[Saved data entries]
····················
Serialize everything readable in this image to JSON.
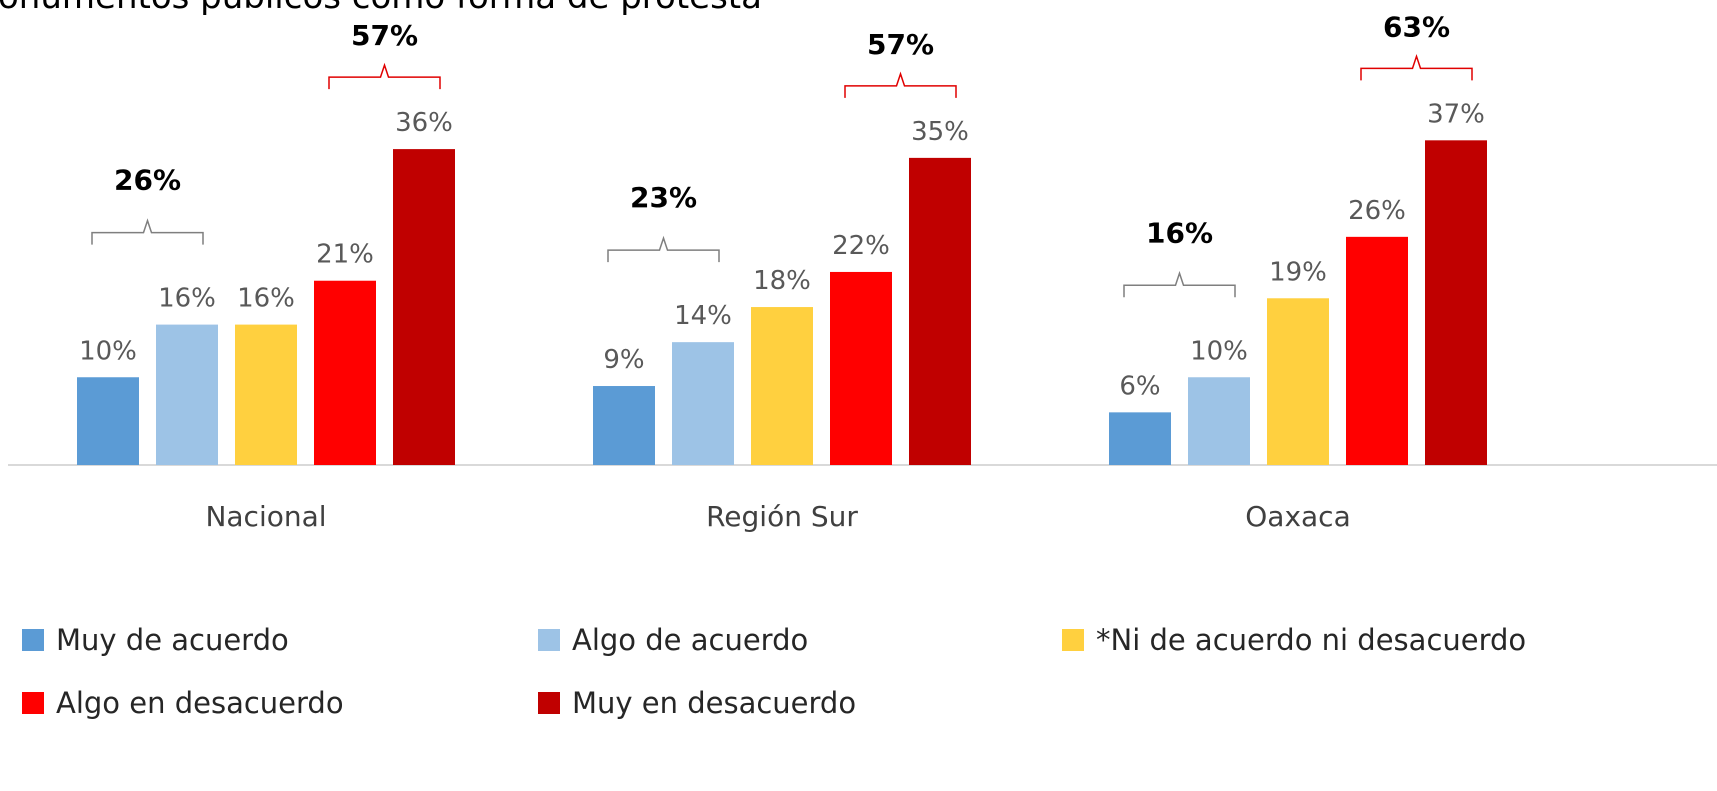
{
  "chart_data": {
    "type": "bar",
    "title": "onumentos públicos como forma de protesta",
    "categories": [
      "Nacional",
      "Región Sur",
      "Oaxaca"
    ],
    "ylim": [
      0,
      40
    ],
    "series": [
      {
        "name": "Muy de acuerdo",
        "color": "#5b9bd5",
        "values": [
          10,
          9,
          6
        ],
        "value_labels": [
          "10%",
          "9%",
          "6%"
        ]
      },
      {
        "name": "Algo de acuerdo",
        "color": "#9dc3e6",
        "values": [
          16,
          14,
          10
        ],
        "value_labels": [
          "16%",
          "14%",
          "10%"
        ]
      },
      {
        "name": "*Ni de acuerdo ni desacuerdo",
        "color": "#ffd03f",
        "values": [
          16,
          18,
          19
        ],
        "value_labels": [
          "16%",
          "18%",
          "19%"
        ]
      },
      {
        "name": "Algo en desacuerdo",
        "color": "#ff0000",
        "values": [
          21,
          22,
          26
        ],
        "value_labels": [
          "21%",
          "22%",
          "26%"
        ]
      },
      {
        "name": "Muy en desacuerdo",
        "color": "#c00000",
        "values": [
          36,
          35,
          37
        ],
        "value_labels": [
          "36%",
          "35%",
          "37%"
        ]
      }
    ],
    "agree_totals": {
      "color": "#7f7f7f",
      "values": [
        26,
        23,
        16
      ],
      "value_labels": [
        "26%",
        "23%",
        "16%"
      ]
    },
    "disagree_totals": {
      "color": "#e00000",
      "values": [
        57,
        57,
        63
      ],
      "value_labels": [
        "57%",
        "57%",
        "63%"
      ]
    }
  }
}
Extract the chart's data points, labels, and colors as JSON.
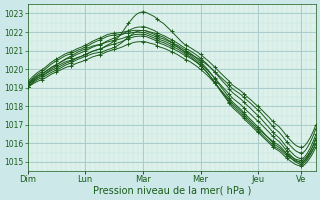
····················
| Aim of the task |
Retype all the records shown above, character for character. Omit every picture.

| Task response |
Serialize everything readable in this image to JSON.
{
  "chart_data": {
    "type": "bar",
    "title": "onumentos públicos como forma de protesta",
    "categories": [
      "Nacional",
      "Región Sur",
      "Oaxaca"
    ],
    "ylim": [
      0,
      40
    ],
    "series": [
      {
        "name": "Muy de acuerdo",
        "color": "#5b9bd5",
        "values": [
          10,
          9,
          6
        ],
        "value_labels": [
          "10%",
          "9%",
          "6%"
        ]
      },
      {
        "name": "Algo de acuerdo",
        "color": "#9dc3e6",
        "values": [
          16,
          14,
          10
        ],
        "value_labels": [
          "16%",
          "14%",
          "10%"
        ]
      },
      {
        "name": "*Ni de acuerdo ni desacuerdo",
        "color": "#ffd03f",
        "values": [
          16,
          18,
          19
        ],
        "value_labels": [
          "16%",
          "18%",
          "19%"
        ]
      },
      {
        "name": "Algo en desacuerdo",
        "color": "#ff0000",
        "values": [
          21,
          22,
          26
        ],
        "value_labels": [
          "21%",
          "22%",
          "26%"
        ]
      },
      {
        "name": "Muy en desacuerdo",
        "color": "#c00000",
        "values": [
          36,
          35,
          37
        ],
        "value_labels": [
          "36%",
          "35%",
          "37%"
        ]
      }
    ],
    "agree_totals": {
      "color": "#7f7f7f",
      "values": [
        26,
        23,
        16
      ],
      "value_labels": [
        "26%",
        "23%",
        "16%"
      ]
    },
    "disagree_totals": {
      "color": "#e00000",
      "values": [
        57,
        57,
        63
      ],
      "value_labels": [
        "57%",
        "57%",
        "63%"
      ]
    }
  }
}
Extract the chart's data points, labels, and colors as JSON.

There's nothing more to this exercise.